* _Task objective_
Transcribe the whole listing below without changing a word, but leave out every image.

-- START OF Provided data --

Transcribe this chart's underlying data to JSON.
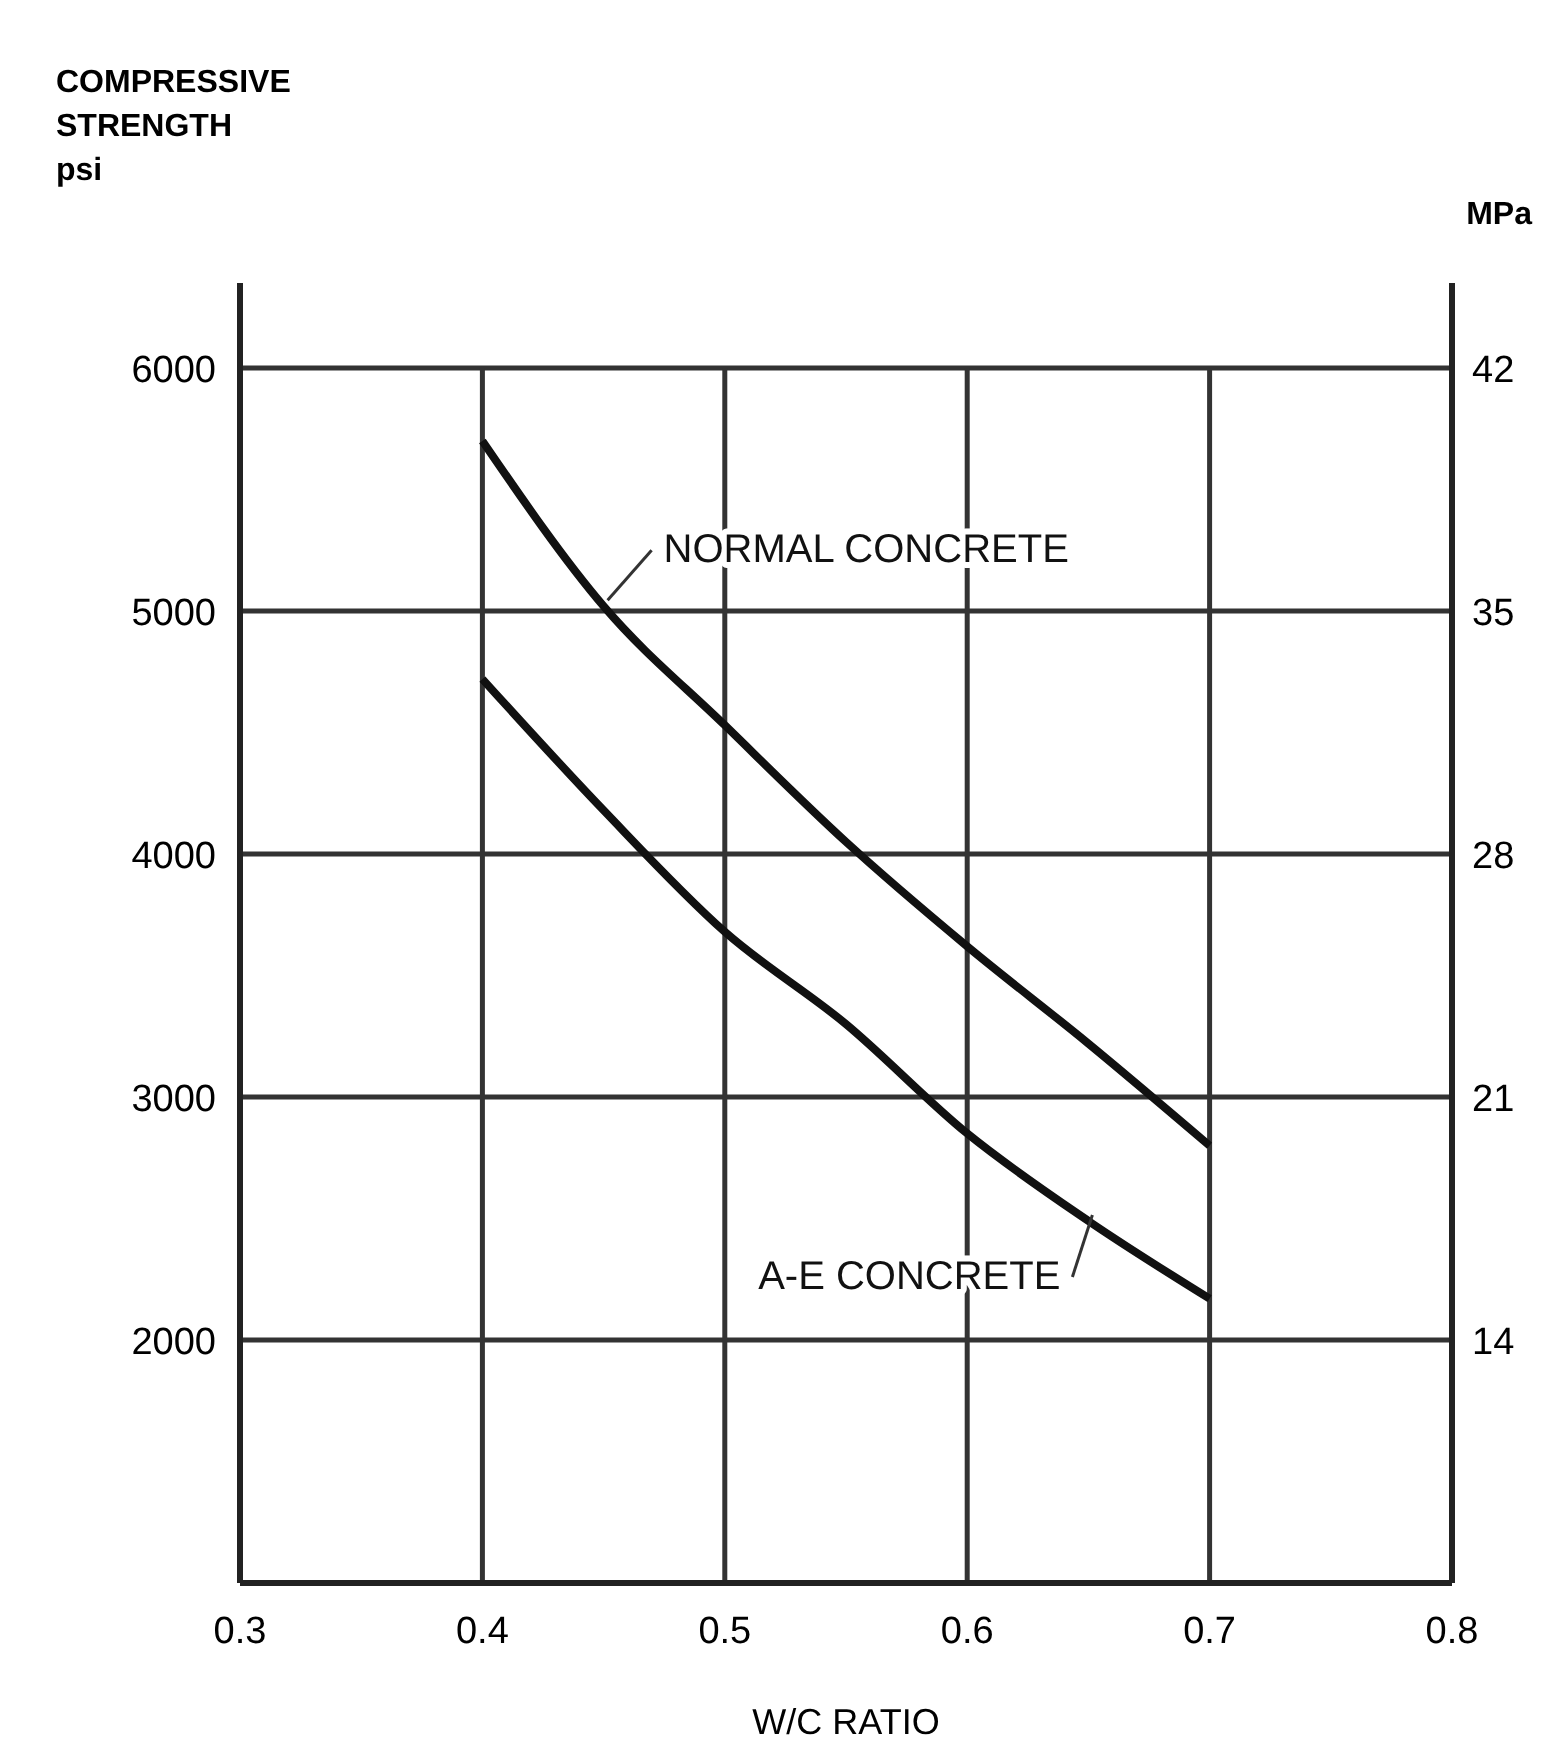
{
  "chart_data": {
    "type": "line",
    "ylabel": "COMPRESSIVE\nSTRENGTH\npsi",
    "y2label": "MPa",
    "xlabel": "W/C RATIO",
    "x": [
      0.4,
      0.45,
      0.5,
      0.55,
      0.6,
      0.65,
      0.7
    ],
    "series": [
      {
        "name": "NORMAL CONCRETE",
        "color": "#111111",
        "values": [
          5700,
          5020,
          4530,
          4050,
          3620,
          3220,
          2800
        ]
      },
      {
        "name": "A-E CONCRETE",
        "color": "#111111",
        "values": [
          4720,
          4180,
          3680,
          3300,
          2850,
          2490,
          2170
        ]
      }
    ],
    "xlim": [
      0.3,
      0.8
    ],
    "xticks": [
      0.3,
      0.4,
      0.5,
      0.6,
      0.7,
      0.8
    ],
    "ylim": [
      1000,
      6350
    ],
    "yticks": [
      2000,
      3000,
      4000,
      5000,
      6000
    ],
    "y2lim": [
      7,
      44.45
    ],
    "y2ticks": [
      14,
      21,
      28,
      35,
      42
    ],
    "grid": true,
    "marker": "none",
    "line_style": "solid"
  }
}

-- END OF Provided data --

* _Response to this task_
Transcribe this chart's underlying data to JSON.
{
  "chart_data": {
    "type": "line",
    "ylabel": "COMPRESSIVE\nSTRENGTH\npsi",
    "y2label": "MPa",
    "xlabel": "W/C RATIO",
    "x": [
      0.4,
      0.45,
      0.5,
      0.55,
      0.6,
      0.65,
      0.7
    ],
    "series": [
      {
        "name": "NORMAL CONCRETE",
        "color": "#111111",
        "values": [
          5700,
          5020,
          4530,
          4050,
          3620,
          3220,
          2800
        ]
      },
      {
        "name": "A-E CONCRETE",
        "color": "#111111",
        "values": [
          4720,
          4180,
          3680,
          3300,
          2850,
          2490,
          2170
        ]
      }
    ],
    "xlim": [
      0.3,
      0.8
    ],
    "xticks": [
      0.3,
      0.4,
      0.5,
      0.6,
      0.7,
      0.8
    ],
    "ylim": [
      1000,
      6350
    ],
    "yticks": [
      2000,
      3000,
      4000,
      5000,
      6000
    ],
    "y2lim": [
      7,
      44.45
    ],
    "y2ticks": [
      14,
      21,
      28,
      35,
      42
    ],
    "grid": true,
    "marker": "none",
    "line_style": "solid"
  }
}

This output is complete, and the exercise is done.